-- PAGE EXTRACT start --

Meta-analyst’s have worked hard to develop tools that can be used to try and understand different forms of publication practices and biases within the scientific literature. Such biases can occur if studies reporting non-significant or opposite results to what is predicted are not found in systematic searches [‘i.e., the ’file-drawer’ problem; Jennions et al. (2013)]. Alternatively, biases could result from selective reporting or ‘p-hacking’.
Visual and quantitative tools have been developed try and identify and ‘correct’ for such biases on meta-analytic results (Jennions et al., 2013; Nakagawa et al., 2022; Rothstein et al., 2005). Having said that, aside from working hard to try and incorporate ‘gray literature’ (unpublished theses, government reports, etc.) and working hard to include work done in non-English speaking languages, there is little one can truly due to counteract publication biases beyond a few simple tools (which all have limitations in themselves). We cannot know for certain what isn’t published in many cases or how a sample of existing work on a topic might be biased. Nonetheless, exploring the possibility of publication bias and its possible effects on conclusions is a core component of meta-analysis (O’Dea et al., 2021).

-- PAGE EXTRACT end --

EXERCISE REQUIREMENTS:
1 - Please translate this sentence from the publication bias passage into Spanish: "We cannot know for certain what isn’t published in many cases or how a sample of existing work on a topic might be biased."
2 - In one to three sentences, state how the publication bias passage says such biases can arise.
3 - Quote the part of the publication bias passage that opens with the words containing "Meta-analyst’s have worked" and closes with "reporting or ‘p-hacking’.".

-- ENTRIES SHOWN start --

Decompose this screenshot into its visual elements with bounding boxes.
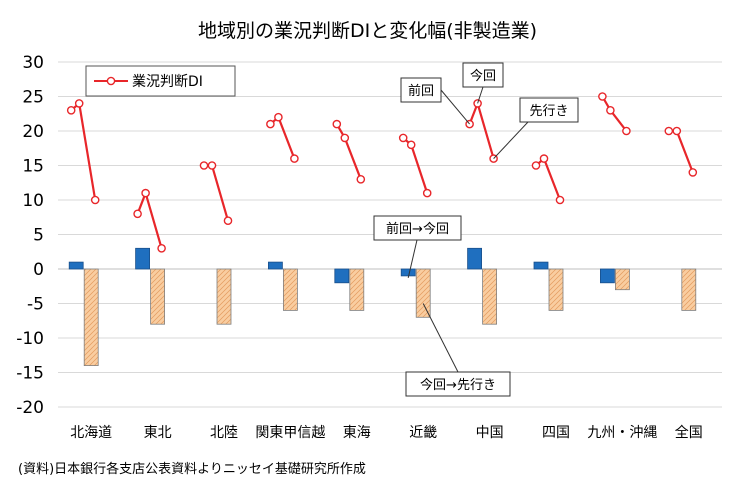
- di-point: [664, 126, 674, 136]
- y-tick-label: -20: [16, 398, 44, 418]
- di-line: [601, 95, 628, 132]
- bar-prev-to-now: [135, 247, 151, 270]
- di-point: [356, 174, 366, 184]
- y-tick-label: 15: [22, 157, 44, 177]
- y-tick-label: -5: [27, 295, 44, 315]
- bar-now-to-fwd: [349, 268, 365, 311]
- di-point: [66, 106, 76, 115]
- y-tick-label: -15: [16, 364, 44, 384]
- di-line: [70, 101, 97, 201]
- legend-label: 業況判断DI: [132, 74, 203, 90]
- di-point: [406, 140, 416, 150]
- di-line: [136, 189, 163, 249]
- bar-prev-to-now: [68, 261, 84, 270]
- bar-prev-to-now: [267, 261, 283, 270]
- x-tick-label: 近畿: [409, 425, 437, 441]
- bar-prev-to-now: [600, 268, 615, 284]
- di-point: [332, 119, 342, 129]
- bar-now-to-fwd: [83, 268, 99, 366]
- di-point: [422, 188, 432, 198]
- di-point: [539, 154, 549, 163]
- source-note: (資料)日本銀行各支店公表資料よりニッセイ基礎研究所作成: [18, 462, 366, 477]
- di-point: [290, 154, 299, 163]
- x-tick-label: 北海道: [70, 425, 112, 441]
- bar-now-to-fwd: [681, 268, 697, 311]
- x-tick-label: 九州・沖縄: [587, 425, 657, 441]
- bar-now-to-fwd: [548, 268, 564, 311]
- di-point: [531, 161, 541, 170]
- callout-prev-box: [400, 77, 442, 103]
- callout-prev-to-now: 前回→今回: [386, 221, 449, 237]
- bar-prev-to-now: [334, 268, 350, 284]
- y-tick-label: 10: [22, 191, 44, 211]
- callout-now: 今回: [470, 68, 496, 84]
- di-point: [266, 119, 275, 129]
- bar-prev-to-now: [533, 261, 549, 270]
- x-tick-label: 関東甲信越: [255, 425, 325, 441]
- di-line: [204, 164, 230, 222]
- callout-now-to-fwd-box: [405, 371, 511, 397]
- callout-fwd-leader: [493, 121, 529, 159]
- callout-fwd: 先行き: [529, 104, 568, 119]
- x-tick-label: 全国: [675, 424, 703, 441]
- callout-prev-to-now-leader: [407, 239, 418, 279]
- x-tick-label: 北陸: [210, 425, 238, 441]
- di-point: [688, 168, 698, 177]
- callout-now-box: [462, 62, 504, 88]
- bar-now-to-fwd: [282, 268, 298, 311]
- x-tick-label: 四国: [542, 425, 570, 441]
- y-tick-label: 0: [33, 260, 44, 280]
- di-point: [555, 195, 565, 205]
- y-tick-label: 30: [22, 53, 44, 73]
- callout-now-to-fwd: 今回→先行き: [420, 377, 496, 393]
- di-point: [157, 243, 166, 253]
- callout-fwd-box: [519, 97, 579, 123]
- di-point: [223, 216, 233, 225]
- di-point: [141, 188, 150, 198]
- y-tick-label: -10: [16, 329, 44, 349]
- callout-prev-to-now-box: [373, 215, 462, 241]
- di-point: [340, 133, 350, 143]
- di-point: [398, 133, 408, 143]
- bar-now-to-fwd: [150, 268, 166, 325]
- di-point: [672, 126, 682, 136]
- di-point: [622, 126, 631, 136]
- y-tick-label: 5: [33, 226, 44, 246]
- x-tick-label: 東北: [144, 425, 172, 441]
- bar-now-to-fwd: [415, 268, 431, 318]
- y-tick-label: 25: [22, 88, 44, 108]
- legend-marker: [106, 76, 116, 86]
- di-line: [335, 123, 362, 180]
- di-line: [668, 129, 694, 173]
- callout-now-leader: [477, 86, 484, 104]
- x-tick-label: 東海: [343, 425, 371, 441]
- bar-prev-to-now: [467, 247, 483, 270]
- bar-prev-to-now: [400, 268, 416, 277]
- di-point: [274, 112, 283, 122]
- di-point: [606, 106, 615, 115]
- di-point: [74, 99, 84, 108]
- bar-now-to-fwd: [615, 268, 630, 291]
- callout-now-to-fwd-leader: [422, 303, 459, 373]
- bar-now-to-fwd: [482, 268, 498, 325]
- di-point: [598, 92, 607, 101]
- chart-title: 地域別の業況判断DIと変化幅(非製造業): [197, 20, 538, 42]
- di-point: [199, 161, 209, 170]
- bar-now-to-fwd: [216, 268, 232, 325]
- x-tick-label: 中国: [476, 425, 504, 441]
- callout-prev: 前回: [408, 83, 434, 99]
- callout-prev-leader: [440, 89, 470, 125]
- y-tick-label: 20: [22, 122, 44, 142]
- di-point: [207, 161, 217, 170]
- di-point: [90, 195, 100, 205]
- di-point: [133, 209, 142, 219]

-- ENTRIES SHOWN end --

FINAL ANSWERS:
1 - En muchos casos no podemos saber con certeza qué no se ha publicado ni cómo podría estar sesgada una muestra de los trabajos existentes sobre un tema.

2 - They can arise when studies reporting non-significant results, or results opposite to what is predicted, are not found in systematic searches, which is the "file-drawer" problem. They can also result from selective reporting or "p-hacking."

3 -
Meta-analyst’s have worked hard to develop tools that can be used to try and understand different forms of publication practices and biases within the scientific literature. Such biases can occur if studies reporting non-significant or opposite results to what is predicted are not found in systematic searches [‘i.e., the ’file-drawer’ problem; Jennions et al. (2013)]. Alternatively, biases could result from selective reporting or ‘p-hacking’.